→ **What is needed**:
Each line of the data that includes the string "最大值的百分比" is to be copied out.

── Data shown

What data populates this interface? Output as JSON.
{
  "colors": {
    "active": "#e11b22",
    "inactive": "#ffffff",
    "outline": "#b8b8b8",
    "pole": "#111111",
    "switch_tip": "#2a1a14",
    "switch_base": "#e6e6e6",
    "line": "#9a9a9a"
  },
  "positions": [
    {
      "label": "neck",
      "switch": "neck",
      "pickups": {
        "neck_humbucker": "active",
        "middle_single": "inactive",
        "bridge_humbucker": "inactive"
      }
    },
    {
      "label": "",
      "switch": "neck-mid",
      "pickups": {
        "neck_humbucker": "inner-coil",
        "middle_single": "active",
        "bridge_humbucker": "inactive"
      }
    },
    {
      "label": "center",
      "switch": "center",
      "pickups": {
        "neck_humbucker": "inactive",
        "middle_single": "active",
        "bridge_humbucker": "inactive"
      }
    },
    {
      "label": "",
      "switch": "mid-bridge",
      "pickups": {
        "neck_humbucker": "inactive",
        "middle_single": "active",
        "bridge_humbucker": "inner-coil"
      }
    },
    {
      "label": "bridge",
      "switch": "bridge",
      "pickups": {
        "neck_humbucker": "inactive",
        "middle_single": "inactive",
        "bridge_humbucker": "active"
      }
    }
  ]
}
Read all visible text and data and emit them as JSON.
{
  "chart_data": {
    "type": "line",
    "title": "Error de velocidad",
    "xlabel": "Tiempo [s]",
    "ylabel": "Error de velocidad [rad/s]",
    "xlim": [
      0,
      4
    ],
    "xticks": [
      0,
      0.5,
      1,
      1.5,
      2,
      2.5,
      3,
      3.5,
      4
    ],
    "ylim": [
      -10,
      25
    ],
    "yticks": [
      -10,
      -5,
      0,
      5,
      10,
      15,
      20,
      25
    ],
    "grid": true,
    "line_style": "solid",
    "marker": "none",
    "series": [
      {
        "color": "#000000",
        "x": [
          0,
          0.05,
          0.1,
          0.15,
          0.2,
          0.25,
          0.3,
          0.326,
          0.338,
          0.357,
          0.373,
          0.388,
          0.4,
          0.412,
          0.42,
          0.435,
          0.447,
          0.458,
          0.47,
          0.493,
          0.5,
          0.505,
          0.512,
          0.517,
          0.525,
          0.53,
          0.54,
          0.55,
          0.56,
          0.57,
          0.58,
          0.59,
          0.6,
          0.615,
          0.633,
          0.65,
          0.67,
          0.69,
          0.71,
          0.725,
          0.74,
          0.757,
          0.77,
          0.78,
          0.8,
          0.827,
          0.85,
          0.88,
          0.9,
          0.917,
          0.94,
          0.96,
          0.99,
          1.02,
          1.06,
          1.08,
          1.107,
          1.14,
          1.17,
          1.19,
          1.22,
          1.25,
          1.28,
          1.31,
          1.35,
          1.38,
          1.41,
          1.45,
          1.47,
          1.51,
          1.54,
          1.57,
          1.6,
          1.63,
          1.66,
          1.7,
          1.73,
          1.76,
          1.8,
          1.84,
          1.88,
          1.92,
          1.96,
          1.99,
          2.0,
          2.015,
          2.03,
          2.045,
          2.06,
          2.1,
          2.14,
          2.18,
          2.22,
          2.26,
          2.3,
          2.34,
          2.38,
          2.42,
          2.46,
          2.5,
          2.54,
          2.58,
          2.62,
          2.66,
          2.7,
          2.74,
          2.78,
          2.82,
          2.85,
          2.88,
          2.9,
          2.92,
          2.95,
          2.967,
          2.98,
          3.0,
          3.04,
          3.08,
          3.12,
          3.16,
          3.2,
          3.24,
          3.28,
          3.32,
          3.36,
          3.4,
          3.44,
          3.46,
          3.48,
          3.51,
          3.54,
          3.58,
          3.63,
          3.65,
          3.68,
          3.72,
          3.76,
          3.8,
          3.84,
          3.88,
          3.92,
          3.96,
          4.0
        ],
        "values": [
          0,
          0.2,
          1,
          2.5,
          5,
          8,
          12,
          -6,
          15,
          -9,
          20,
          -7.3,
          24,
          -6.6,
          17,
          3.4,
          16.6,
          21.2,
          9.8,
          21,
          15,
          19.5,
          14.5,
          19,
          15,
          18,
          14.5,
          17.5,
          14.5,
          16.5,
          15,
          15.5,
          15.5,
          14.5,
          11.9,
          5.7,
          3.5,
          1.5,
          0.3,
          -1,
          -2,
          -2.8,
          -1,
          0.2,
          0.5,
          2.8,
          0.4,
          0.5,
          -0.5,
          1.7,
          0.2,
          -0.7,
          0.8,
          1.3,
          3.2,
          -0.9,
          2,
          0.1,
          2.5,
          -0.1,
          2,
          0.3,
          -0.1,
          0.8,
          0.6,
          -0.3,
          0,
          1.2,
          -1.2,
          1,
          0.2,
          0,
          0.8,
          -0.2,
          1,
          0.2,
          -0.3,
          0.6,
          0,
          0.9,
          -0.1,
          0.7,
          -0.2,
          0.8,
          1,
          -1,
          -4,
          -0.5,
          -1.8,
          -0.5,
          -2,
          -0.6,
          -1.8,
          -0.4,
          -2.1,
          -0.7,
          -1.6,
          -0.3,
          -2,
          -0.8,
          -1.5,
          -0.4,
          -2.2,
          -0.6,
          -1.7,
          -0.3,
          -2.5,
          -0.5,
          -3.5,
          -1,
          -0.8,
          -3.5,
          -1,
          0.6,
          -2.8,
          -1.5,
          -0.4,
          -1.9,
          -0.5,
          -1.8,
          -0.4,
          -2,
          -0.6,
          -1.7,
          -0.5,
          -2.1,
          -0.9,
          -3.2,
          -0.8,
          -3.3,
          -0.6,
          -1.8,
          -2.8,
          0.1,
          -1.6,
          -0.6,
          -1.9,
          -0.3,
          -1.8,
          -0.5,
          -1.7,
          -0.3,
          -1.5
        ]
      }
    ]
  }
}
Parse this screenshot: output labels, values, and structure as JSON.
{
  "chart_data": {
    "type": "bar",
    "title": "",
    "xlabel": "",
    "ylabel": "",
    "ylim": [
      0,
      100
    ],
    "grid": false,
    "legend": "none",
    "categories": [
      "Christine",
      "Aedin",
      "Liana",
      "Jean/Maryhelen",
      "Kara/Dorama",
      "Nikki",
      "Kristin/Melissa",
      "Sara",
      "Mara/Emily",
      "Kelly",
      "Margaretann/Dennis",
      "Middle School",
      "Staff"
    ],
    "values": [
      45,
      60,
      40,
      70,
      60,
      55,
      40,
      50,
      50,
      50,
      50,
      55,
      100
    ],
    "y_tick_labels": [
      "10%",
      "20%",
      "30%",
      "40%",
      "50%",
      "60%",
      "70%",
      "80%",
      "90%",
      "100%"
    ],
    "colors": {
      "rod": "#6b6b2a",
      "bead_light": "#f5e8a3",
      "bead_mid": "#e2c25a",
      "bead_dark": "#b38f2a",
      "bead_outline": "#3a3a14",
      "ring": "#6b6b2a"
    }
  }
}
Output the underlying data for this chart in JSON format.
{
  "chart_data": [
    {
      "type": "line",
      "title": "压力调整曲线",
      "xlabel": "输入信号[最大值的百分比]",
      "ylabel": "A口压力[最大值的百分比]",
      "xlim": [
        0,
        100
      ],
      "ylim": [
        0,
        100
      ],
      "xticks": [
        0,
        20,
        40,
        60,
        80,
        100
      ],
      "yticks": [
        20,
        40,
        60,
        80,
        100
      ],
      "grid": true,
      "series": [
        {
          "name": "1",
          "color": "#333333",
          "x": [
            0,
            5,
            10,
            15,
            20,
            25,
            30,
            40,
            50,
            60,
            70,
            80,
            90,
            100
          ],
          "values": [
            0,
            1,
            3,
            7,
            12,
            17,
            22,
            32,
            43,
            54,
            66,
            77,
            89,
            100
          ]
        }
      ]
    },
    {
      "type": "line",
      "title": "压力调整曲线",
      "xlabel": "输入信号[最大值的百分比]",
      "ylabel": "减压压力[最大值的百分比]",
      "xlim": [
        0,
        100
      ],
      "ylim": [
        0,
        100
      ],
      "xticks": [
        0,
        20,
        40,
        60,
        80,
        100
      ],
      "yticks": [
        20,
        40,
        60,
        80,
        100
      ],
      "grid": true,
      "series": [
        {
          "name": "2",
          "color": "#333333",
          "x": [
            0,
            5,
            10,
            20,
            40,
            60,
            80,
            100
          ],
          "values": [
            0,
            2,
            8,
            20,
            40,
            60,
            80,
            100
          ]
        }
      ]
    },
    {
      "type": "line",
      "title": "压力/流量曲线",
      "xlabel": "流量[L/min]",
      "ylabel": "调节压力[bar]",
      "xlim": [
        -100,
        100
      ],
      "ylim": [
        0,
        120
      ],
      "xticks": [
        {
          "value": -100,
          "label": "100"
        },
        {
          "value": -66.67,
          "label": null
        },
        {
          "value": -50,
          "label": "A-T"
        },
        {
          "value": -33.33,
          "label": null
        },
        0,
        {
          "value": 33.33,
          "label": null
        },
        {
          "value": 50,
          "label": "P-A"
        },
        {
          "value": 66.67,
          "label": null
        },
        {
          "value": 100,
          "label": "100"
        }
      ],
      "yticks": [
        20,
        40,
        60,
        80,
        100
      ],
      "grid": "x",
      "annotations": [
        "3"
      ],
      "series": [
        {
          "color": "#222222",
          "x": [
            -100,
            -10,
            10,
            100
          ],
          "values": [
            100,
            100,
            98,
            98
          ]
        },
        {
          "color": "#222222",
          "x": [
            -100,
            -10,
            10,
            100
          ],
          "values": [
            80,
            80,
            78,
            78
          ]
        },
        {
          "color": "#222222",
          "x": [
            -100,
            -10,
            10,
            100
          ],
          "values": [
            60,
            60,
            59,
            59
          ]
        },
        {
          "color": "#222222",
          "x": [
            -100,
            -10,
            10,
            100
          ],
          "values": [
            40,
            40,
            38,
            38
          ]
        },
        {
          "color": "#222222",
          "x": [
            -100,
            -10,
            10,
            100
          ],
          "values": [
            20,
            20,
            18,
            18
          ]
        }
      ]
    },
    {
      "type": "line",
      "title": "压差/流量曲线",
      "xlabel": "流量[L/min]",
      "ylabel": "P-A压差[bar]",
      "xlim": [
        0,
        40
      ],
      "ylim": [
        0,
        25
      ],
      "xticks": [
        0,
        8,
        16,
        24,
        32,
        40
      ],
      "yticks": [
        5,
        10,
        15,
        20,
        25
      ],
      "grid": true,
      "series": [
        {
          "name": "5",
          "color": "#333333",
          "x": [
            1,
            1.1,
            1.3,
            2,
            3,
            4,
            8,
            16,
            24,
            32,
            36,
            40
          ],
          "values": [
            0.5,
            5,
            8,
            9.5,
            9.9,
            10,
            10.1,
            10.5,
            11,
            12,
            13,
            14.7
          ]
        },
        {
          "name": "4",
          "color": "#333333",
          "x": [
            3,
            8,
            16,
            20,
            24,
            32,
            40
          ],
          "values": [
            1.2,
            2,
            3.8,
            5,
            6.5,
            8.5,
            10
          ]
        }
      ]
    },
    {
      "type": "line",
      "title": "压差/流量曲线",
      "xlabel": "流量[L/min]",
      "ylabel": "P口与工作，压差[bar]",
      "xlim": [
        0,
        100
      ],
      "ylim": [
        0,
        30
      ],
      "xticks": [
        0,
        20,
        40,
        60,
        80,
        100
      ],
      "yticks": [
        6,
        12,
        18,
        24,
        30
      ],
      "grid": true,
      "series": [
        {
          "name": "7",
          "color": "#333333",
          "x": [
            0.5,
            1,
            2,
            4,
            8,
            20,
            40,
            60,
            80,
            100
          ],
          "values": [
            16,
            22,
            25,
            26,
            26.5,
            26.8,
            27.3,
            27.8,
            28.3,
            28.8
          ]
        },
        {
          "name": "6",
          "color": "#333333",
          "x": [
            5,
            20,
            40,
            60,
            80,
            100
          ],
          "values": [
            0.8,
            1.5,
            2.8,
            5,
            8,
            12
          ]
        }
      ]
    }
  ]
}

────

→ **Correct result**:
      "xlabel": "输入信号[最大值的百分比]",
      "ylabel": "A口压力[最大值的百分比]",
      "xlabel": "输入信号[最大值的百分比]",
      "ylabel": "减压压力[最大值的百分比]",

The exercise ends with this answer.